_STATED TASK_
Report every line in the listing below where the string "consistently" shows up.

_RECORD LIST_

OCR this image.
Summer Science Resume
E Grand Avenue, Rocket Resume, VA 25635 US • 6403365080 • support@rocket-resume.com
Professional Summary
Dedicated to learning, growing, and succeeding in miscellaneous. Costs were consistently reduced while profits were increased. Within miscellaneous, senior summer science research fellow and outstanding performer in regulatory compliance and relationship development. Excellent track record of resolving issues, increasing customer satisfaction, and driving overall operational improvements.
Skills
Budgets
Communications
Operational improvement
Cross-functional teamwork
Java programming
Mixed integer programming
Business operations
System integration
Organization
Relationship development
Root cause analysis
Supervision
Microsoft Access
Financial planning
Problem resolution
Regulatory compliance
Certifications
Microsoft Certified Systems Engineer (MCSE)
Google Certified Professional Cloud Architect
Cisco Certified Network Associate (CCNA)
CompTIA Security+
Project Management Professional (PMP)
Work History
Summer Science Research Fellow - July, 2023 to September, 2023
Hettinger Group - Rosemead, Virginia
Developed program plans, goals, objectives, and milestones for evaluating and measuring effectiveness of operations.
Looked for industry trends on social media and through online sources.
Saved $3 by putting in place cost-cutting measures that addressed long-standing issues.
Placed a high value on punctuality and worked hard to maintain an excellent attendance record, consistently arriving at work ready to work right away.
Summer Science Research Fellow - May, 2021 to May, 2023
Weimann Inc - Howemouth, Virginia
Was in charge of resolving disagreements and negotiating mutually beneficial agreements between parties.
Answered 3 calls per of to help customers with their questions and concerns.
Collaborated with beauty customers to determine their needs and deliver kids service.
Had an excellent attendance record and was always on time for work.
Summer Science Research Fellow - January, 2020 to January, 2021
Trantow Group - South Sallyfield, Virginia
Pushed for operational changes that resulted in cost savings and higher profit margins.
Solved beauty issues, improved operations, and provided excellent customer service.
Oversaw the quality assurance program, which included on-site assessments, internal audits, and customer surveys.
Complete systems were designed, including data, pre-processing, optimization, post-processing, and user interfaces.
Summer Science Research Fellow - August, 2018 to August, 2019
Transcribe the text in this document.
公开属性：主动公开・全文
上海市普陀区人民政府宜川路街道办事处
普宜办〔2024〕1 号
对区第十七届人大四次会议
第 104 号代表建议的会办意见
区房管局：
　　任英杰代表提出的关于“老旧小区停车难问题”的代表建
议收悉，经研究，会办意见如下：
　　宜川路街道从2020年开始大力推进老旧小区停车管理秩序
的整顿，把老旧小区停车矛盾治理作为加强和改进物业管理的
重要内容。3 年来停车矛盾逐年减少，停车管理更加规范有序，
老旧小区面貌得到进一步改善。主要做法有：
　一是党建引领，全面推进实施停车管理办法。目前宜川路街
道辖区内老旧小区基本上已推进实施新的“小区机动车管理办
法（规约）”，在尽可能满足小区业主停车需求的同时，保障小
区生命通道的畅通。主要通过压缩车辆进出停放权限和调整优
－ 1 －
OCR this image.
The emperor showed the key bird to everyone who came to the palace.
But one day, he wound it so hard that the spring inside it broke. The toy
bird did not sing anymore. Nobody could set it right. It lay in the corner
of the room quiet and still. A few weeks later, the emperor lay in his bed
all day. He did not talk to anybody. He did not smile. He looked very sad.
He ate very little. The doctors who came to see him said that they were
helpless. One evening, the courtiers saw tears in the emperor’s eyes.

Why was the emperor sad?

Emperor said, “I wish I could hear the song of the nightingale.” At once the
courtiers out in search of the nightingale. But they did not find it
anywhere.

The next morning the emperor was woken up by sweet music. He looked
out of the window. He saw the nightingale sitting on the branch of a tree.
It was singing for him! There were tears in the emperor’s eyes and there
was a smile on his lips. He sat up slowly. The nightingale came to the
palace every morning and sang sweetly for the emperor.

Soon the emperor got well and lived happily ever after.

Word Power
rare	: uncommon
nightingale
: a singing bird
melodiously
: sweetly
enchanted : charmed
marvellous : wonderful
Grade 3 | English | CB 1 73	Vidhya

_SOLUTION BELOW_
Dedicated to learning, growing, and succeeding in miscellaneous. Costs were consistently reduced while profits were increased. Within miscellaneous, senior summer science research fellow and outstanding performer in regulatory compliance and relationship development. Excellent track record of resolving issues, increasing customer satisfaction, and driving overall operational improvements.
Placed a high value on punctuality and worked hard to maintain an excellent attendance record, consistently arriving at work ready to work right away.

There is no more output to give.